--- Start Text extract ---
2015-07-10 Thread Beena Emerson
Hello,

Tue, Jul 7, 2015 at 02:56 AM, Josh Berkus wrote:
> pro-JSON: 
> 
> * standard syntax which is recognizable to sysadmins and devops. 
> * can use JSON/JSONB functions with ALTER SYSTEM SET to easily make 
> additions/deletions from the synch rep config. 
> * can add group labels (see below) 

Adding group labels do have a lot of values but as Amit has pointed out,
with little modification, they can be included in GUC as well. It will not
make it any more complex.

On Tue, Jul 7, 2015 at 2:19 PM, Michael Paquier wrote:

> Something like pg_syncinfo/ coupled with a LW lock, we already do 
> something similar for replication slots with pg_replslot/.

I was trying to figure out how the JSON metadata can be used.
It would have to be set using a given set of functions. Right?
I am sorry this question is very basic.

The functions could be something like:
1. pg_add_synch_set(set_name NAME, quorum INT, is_priority bool, set_members
VARIADIC)

This will be used to add a sync set. The set_members can be individual
elements of another set name. The parameter is_priority is used to decide
whether the set is priority (true) set or quorum (false). This function call
will  create a folder pg_syncinfo/groups/$NAME and store the json blob?
--- End Text extract ---
--- Start Records provided ---
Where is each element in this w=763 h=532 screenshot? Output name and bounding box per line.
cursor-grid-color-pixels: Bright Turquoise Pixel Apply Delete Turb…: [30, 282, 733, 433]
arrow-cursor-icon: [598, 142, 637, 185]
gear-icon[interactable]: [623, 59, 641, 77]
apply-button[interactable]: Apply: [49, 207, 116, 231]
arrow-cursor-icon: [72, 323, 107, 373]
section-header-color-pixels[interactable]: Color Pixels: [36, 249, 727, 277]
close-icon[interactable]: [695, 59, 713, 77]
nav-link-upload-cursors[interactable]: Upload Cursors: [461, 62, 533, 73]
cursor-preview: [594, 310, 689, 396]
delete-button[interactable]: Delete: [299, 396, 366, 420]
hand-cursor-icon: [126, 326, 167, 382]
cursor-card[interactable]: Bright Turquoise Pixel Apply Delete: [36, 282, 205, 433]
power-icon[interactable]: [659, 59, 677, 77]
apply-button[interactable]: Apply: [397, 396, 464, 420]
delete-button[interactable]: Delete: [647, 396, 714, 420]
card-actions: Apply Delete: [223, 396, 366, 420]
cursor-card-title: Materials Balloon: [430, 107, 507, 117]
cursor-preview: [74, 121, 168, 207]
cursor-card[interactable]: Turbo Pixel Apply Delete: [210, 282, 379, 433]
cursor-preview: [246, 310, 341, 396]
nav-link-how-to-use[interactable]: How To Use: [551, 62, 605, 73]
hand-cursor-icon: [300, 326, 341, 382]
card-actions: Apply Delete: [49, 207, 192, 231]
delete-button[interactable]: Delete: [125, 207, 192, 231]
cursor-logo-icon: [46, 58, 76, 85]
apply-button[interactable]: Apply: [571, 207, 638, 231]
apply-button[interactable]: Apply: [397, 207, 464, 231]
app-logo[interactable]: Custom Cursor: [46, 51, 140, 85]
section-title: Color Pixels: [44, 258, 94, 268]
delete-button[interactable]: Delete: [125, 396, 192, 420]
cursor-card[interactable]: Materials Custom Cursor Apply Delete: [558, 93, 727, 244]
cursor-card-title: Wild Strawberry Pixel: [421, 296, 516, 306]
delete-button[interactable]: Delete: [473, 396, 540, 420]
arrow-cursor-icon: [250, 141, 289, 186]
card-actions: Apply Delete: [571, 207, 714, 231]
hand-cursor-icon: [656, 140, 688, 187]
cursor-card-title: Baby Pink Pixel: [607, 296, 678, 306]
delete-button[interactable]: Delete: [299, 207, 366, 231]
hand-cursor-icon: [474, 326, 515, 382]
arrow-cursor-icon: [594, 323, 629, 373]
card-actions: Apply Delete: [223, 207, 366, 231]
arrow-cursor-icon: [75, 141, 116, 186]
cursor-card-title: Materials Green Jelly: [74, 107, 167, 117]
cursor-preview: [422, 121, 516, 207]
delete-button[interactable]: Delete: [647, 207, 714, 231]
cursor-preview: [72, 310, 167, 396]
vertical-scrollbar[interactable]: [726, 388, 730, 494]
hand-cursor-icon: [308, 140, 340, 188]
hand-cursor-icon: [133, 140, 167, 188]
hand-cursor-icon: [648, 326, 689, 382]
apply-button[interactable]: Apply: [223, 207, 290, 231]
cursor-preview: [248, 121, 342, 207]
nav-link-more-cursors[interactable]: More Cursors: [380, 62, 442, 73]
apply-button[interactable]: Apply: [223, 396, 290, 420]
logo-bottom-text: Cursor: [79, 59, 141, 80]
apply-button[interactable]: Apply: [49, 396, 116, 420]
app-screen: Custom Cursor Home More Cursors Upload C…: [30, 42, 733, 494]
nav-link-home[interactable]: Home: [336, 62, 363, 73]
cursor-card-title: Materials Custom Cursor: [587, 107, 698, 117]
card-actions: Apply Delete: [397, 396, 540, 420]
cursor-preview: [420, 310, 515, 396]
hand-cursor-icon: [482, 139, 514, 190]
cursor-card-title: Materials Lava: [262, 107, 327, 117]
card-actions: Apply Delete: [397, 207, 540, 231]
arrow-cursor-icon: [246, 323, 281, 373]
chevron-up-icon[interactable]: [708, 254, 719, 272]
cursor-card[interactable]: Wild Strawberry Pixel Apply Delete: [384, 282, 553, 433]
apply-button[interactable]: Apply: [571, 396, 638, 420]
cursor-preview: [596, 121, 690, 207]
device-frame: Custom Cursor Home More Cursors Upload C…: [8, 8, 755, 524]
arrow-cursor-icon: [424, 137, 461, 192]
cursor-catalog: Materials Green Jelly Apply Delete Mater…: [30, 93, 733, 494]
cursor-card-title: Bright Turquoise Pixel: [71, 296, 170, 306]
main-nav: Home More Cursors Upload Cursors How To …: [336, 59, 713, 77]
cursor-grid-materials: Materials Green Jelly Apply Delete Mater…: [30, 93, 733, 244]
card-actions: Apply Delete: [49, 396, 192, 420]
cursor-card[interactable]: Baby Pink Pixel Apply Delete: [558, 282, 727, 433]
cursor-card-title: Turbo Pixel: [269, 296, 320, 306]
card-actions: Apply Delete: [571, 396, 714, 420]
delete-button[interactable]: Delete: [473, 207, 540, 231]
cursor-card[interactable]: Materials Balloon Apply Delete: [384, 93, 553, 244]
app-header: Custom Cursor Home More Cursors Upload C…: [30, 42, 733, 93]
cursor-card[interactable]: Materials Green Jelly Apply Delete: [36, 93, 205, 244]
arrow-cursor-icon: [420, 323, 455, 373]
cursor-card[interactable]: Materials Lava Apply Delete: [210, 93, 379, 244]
--- End Records provided ---
Update the replication thread between "2015-07-10 Thread Beena" and "sysadmins and devops.", inclusive, so that "sysadmins" becomes "system administrators". The data has no connection to the text.

2015-07-10 Thread Beena Emerson
Hello,

Tue, Jul 7, 2015 at 02:56 AM, Josh Berkus wrote:
> pro-JSON: 
> 
> * standard syntax which is recognizable to system administrators and devops.